** Data entries **
* Start *
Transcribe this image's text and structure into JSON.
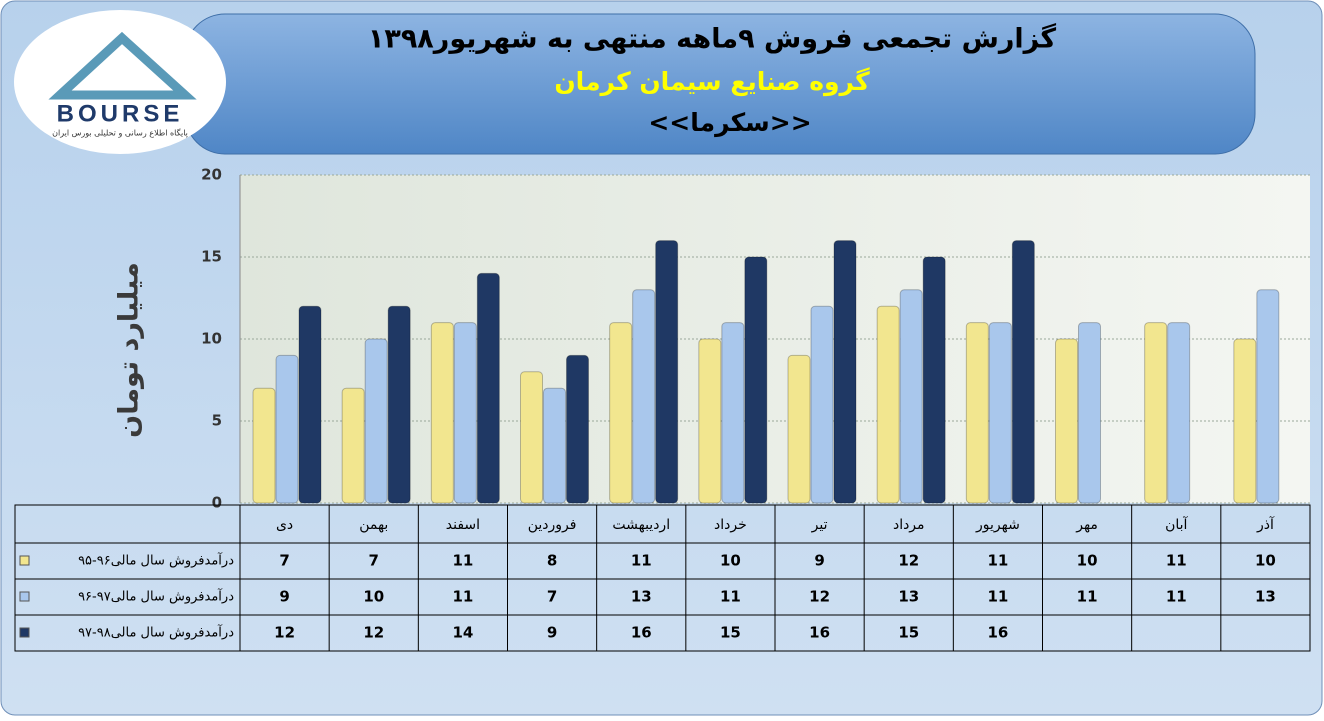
{
  "header": {
    "logo_text": "BOURSE",
    "logo_subtitle": "پایگاه اطلاع رسانی و تحلیلی بورس ایران",
    "title": "گزارش تجمعی فروش ۹ماهه منتهی به شهریور۱۳۹۸",
    "subtitle": "گروه صنایع سیمان کرمان",
    "symbol": "<<سکرما>>"
  },
  "chart_data": {
    "type": "bar",
    "y_label": "میلیارد تومان",
    "categories": [
      "دی",
      "بهمن",
      "اسفند",
      "فروردین",
      "اردیبهشت",
      "خرداد",
      "تیر",
      "مرداد",
      "شهریور",
      "مهر",
      "آبان",
      "آذر"
    ],
    "series": [
      {
        "name": "درآمدفروش سال مالی۹۶-۹۵",
        "color": "#f2e68f",
        "values": [
          7,
          7,
          11,
          8,
          11,
          10,
          9,
          12,
          11,
          10,
          11,
          10
        ]
      },
      {
        "name": "درآمدفروش سال مالی۹۷-۹۶",
        "color": "#a9c7ec",
        "values": [
          9,
          10,
          11,
          7,
          13,
          11,
          12,
          13,
          11,
          11,
          11,
          13
        ]
      },
      {
        "name": "درآمدفروش سال مالی۹۸-۹۷",
        "color": "#1f3864",
        "values": [
          12,
          12,
          14,
          9,
          16,
          15,
          16,
          15,
          16,
          null,
          null,
          null
        ]
      }
    ],
    "ylim": [
      0,
      20
    ],
    "yticks": [
      0,
      5,
      10,
      15,
      20
    ],
    "grid": true
  }
}
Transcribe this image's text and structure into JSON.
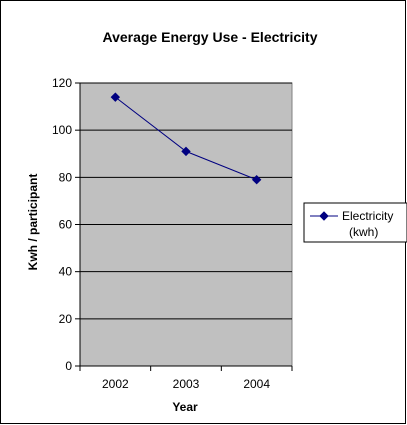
* End *
** The exercise **
Quote the data above in full and without alteration; skip the pictures.

** Exercise solution **
Transcribe this image's text and structure into JSON.
{
  "header": {
    "logo_text": "BOURSE",
    "logo_subtitle": "پایگاه اطلاع رسانی و تحلیلی بورس ایران",
    "title": "گزارش تجمعی فروش ۹ماهه منتهی به شهریور۱۳۹۸",
    "subtitle": "گروه صنایع سیمان کرمان",
    "symbol": "<<سکرما>>"
  },
  "chart_data": {
    "type": "bar",
    "y_label": "میلیارد تومان",
    "categories": [
      "دی",
      "بهمن",
      "اسفند",
      "فروردین",
      "اردیبهشت",
      "خرداد",
      "تیر",
      "مرداد",
      "شهریور",
      "مهر",
      "آبان",
      "آذر"
    ],
    "series": [
      {
        "name": "درآمدفروش سال مالی۹۶-۹۵",
        "color": "#f2e68f",
        "values": [
          7,
          7,
          11,
          8,
          11,
          10,
          9,
          12,
          11,
          10,
          11,
          10
        ]
      },
      {
        "name": "درآمدفروش سال مالی۹۷-۹۶",
        "color": "#a9c7ec",
        "values": [
          9,
          10,
          11,
          7,
          13,
          11,
          12,
          13,
          11,
          11,
          11,
          13
        ]
      },
      {
        "name": "درآمدفروش سال مالی۹۸-۹۷",
        "color": "#1f3864",
        "values": [
          12,
          12,
          14,
          9,
          16,
          15,
          16,
          15,
          16,
          null,
          null,
          null
        ]
      }
    ],
    "ylim": [
      0,
      20
    ],
    "yticks": [
      0,
      5,
      10,
      15,
      20
    ],
    "grid": true
  }
}
Transcribe this image's text and structure into JSON.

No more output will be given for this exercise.